(Data excerpts)
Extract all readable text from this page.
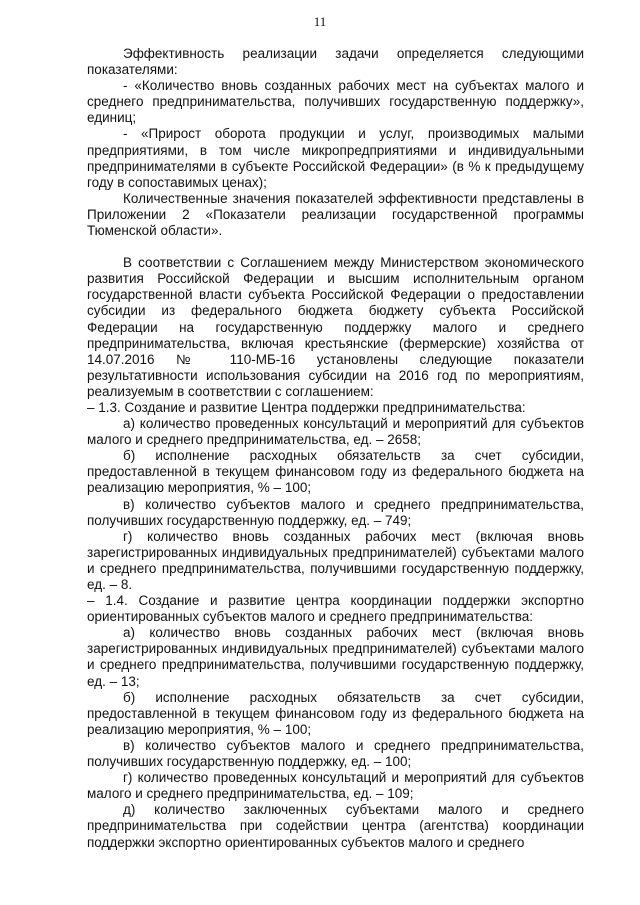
11

Эффективность реализации задачи определяется следующими показателями:

- «Количество вновь созданных рабочих мест на субъектах малого и среднего предпринимательства, получивших государственную поддержку», единиц;

- «Прирост оборота продукции и услуг, производимых малыми предприятиями, в том числе микропредприятиями и индивидуальными предпринимателями в субъекте Российской Федерации» (в % к предыдущему году в сопоставимых ценах);

Количественные значения показателей эффективности представлены в Приложении 2 «Показатели реализации государственной программы Тюменской области».

В соответствии с Соглашением между Министерством экономического развития Российской Федерации и высшим исполнительным органом государственной власти субъекта Российской Федерации о предоставлении субсидии из федерального бюджета бюджету субъекта Российской Федерации на государственную поддержку малого и среднего предпринимательства, включая крестьянские (фермерские) хозяйства от 14.07.2016 № 110-МБ-16 установлены следующие показатели результативности использования субсидии на 2016 год по мероприятиям, реализуемым в соответствии с соглашением:

– 1.3. Создание и развитие Центра поддержки предпринимательства:

а) количество проведенных консультаций и мероприятий для субъектов малого и среднего предпринимательства, ед. – 2658;

б) исполнение расходных обязательств за счет субсидии, предоставленной в текущем финансовом году из федерального бюджета на реализацию мероприятия, % – 100;

в) количество субъектов малого и среднего предпринимательства, получивших государственную поддержку, ед. – 749;

г) количество вновь созданных рабочих мест (включая вновь зарегистрированных индивидуальных предпринимателей) субъектами малого и среднего предпринимательства, получившими государственную поддержку, ед. – 8.

– 1.4. Создание и развитие центра координации поддержки экспортно ориентированных субъектов малого и среднего предпринимательства:

а) количество вновь созданных рабочих мест (включая вновь зарегистрированных индивидуальных предпринимателей) субъектами малого и среднего предпринимательства, получившими государственную поддержку, ед. – 13;

б) исполнение расходных обязательств за счет субсидии, предоставленной в текущем финансовом году из федерального бюджета на реализацию мероприятия, % – 100;

в) количество субъектов малого и среднего предпринимательства, получивших государственную поддержку, ед. – 100;

г) количество проведенных консультаций и мероприятий для субъектов малого и среднего предпринимательства, ед. – 109;

д) количество заключенных субъектами малого и среднего предпринимательства при содействии центра (агентства) координации поддержки экспортно ориентированных субъектов малого и среднего
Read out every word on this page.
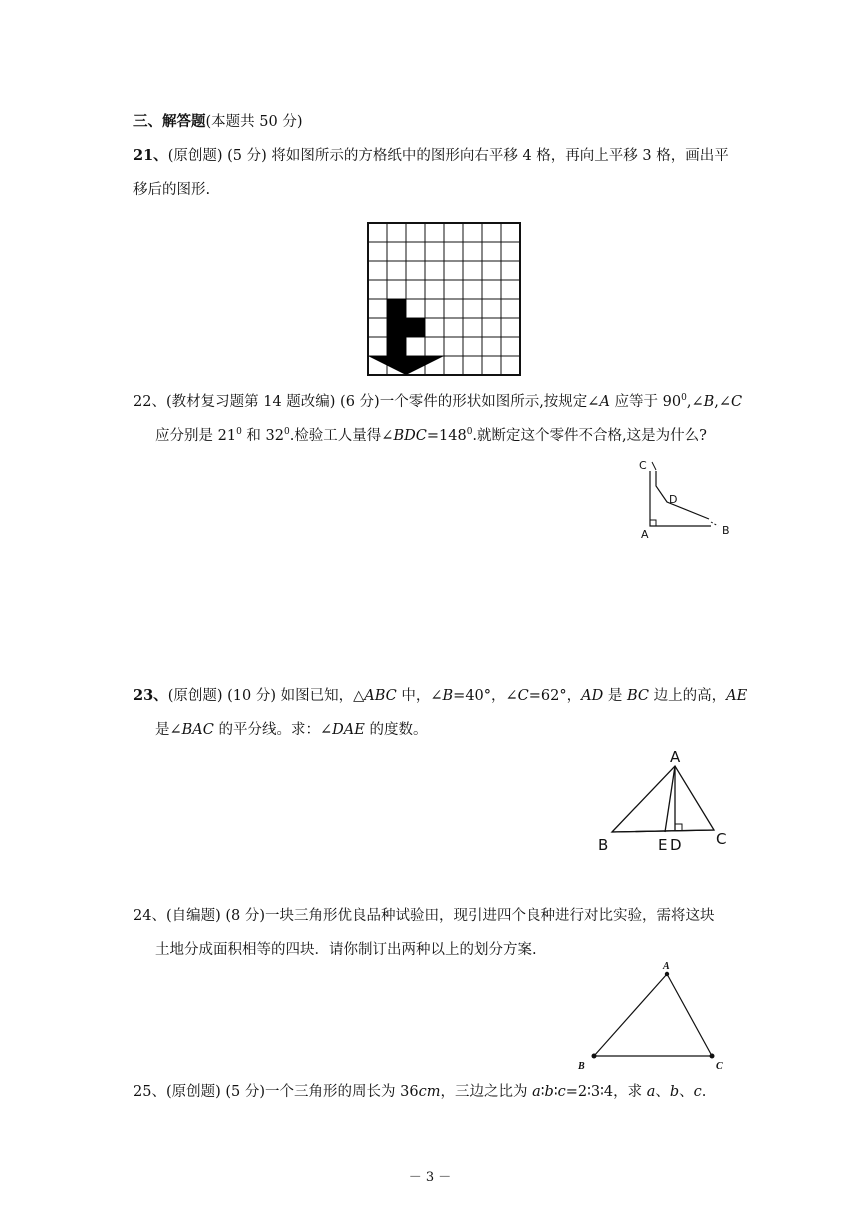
三、解答题(本题共 50 分)
21、(原创题) (5 分) 将如图所示的方格纸中的图形向右平移 4 格，再向上平移 3 格，画出平
移后的图形.
22、(教材复习题第 14 题改编) (6 分)一个零件的形状如图所示,按规定∠A 应等于 $90^0,\angle B,\angle C$
应分别是 $21^0$ 和 $32^0$.检验工人量得$\angle BDC=148^0$.就断定这个零件不合格,这是为什么?
C
D
A	B
23、(原创题) (10 分) 如图已知，△ABC 中，∠B=40°，∠C=62°，AD 是 BC 边上的高，AE
是∠BAC 的平分线。求：∠DAE 的度数。
A
B	E D C
24、(自编题) (8 分)一块三角形优良品种试验田，现引进四个良种进行对比实验，需将这块
土地分成面积相等的四块．请你制订出两种以上的划分方案.
A
B	C
25、(原创题) (5 分)一个三角形的周长为 36cm，三边之比为 a∶b∶c=2∶3∶4，求 a、b、c.
－ 3 －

_REQUIRED TASK_
Leave out the pictures and print every line of the data exactly.

_REPLY_
Extract all readable text from this page.
11

Эффективность реализации задачи определяется следующими показателями:

- «Количество вновь созданных рабочих мест на субъектах малого и среднего предпринимательства, получивших государственную поддержку», единиц;

- «Прирост оборота продукции и услуг, производимых малыми предприятиями, в том числе микропредприятиями и индивидуальными предпринимателями в субъекте Российской Федерации» (в % к предыдущему году в сопоставимых ценах);

Количественные значения показателей эффективности представлены в Приложении 2 «Показатели реализации государственной программы Тюменской области».

В соответствии с Соглашением между Министерством экономического развития Российской Федерации и высшим исполнительным органом государственной власти субъекта Российской Федерации о предоставлении субсидии из федерального бюджета бюджету субъекта Российской Федерации на государственную поддержку малого и среднего предпринимательства, включая крестьянские (фермерские) хозяйства от 14.07.2016 № 110-МБ-16 установлены следующие показатели результативности использования субсидии на 2016 год по мероприятиям, реализуемым в соответствии с соглашением:

– 1.3. Создание и развитие Центра поддержки предпринимательства:

а) количество проведенных консультаций и мероприятий для субъектов малого и среднего предпринимательства, ед. – 2658;

б) исполнение расходных обязательств за счет субсидии, предоставленной в текущем финансовом году из федерального бюджета на реализацию мероприятия, % – 100;

в) количество субъектов малого и среднего предпринимательства, получивших государственную поддержку, ед. – 749;

г) количество вновь созданных рабочих мест (включая вновь зарегистрированных индивидуальных предпринимателей) субъектами малого и среднего предпринимательства, получившими государственную поддержку, ед. – 8.

– 1.4. Создание и развитие центра координации поддержки экспортно ориентированных субъектов малого и среднего предпринимательства:

а) количество вновь созданных рабочих мест (включая вновь зарегистрированных индивидуальных предпринимателей) субъектами малого и среднего предпринимательства, получившими государственную поддержку, ед. – 13;

б) исполнение расходных обязательств за счет субсидии, предоставленной в текущем финансовом году из федерального бюджета на реализацию мероприятия, % – 100;

в) количество субъектов малого и среднего предпринимательства, получивших государственную поддержку, ед. – 100;

г) количество проведенных консультаций и мероприятий для субъектов малого и среднего предпринимательства, ед. – 109;

д) количество заключенных субъектами малого и среднего предпринимательства при содействии центра (агентства) координации поддержки экспортно ориентированных субъектов малого и среднего
Read out every word on this page.
三、解答题(本题共 50 分)
21、(原创题) (5 分) 将如图所示的方格纸中的图形向右平移 4 格，再向上平移 3 格，画出平
移后的图形.
22、(教材复习题第 14 题改编) (6 分)一个零件的形状如图所示,按规定∠A 应等于 $90^0,\angle B,\angle C$
应分别是 $21^0$ 和 $32^0$.检验工人量得$\angle BDC=148^0$.就断定这个零件不合格,这是为什么?
C
D
A	B
23、(原创题) (10 分) 如图已知，△ABC 中，∠B=40°，∠C=62°，AD 是 BC 边上的高，AE
是∠BAC 的平分线。求：∠DAE 的度数。
A
B	E D C
24、(自编题) (8 分)一块三角形优良品种试验田，现引进四个良种进行对比实验，需将这块
土地分成面积相等的四块．请你制订出两种以上的划分方案.
A
B	C
25、(原创题) (5 分)一个三角形的周长为 36cm，三边之比为 a∶b∶c=2∶3∶4，求 a、b、c.
－ 3 －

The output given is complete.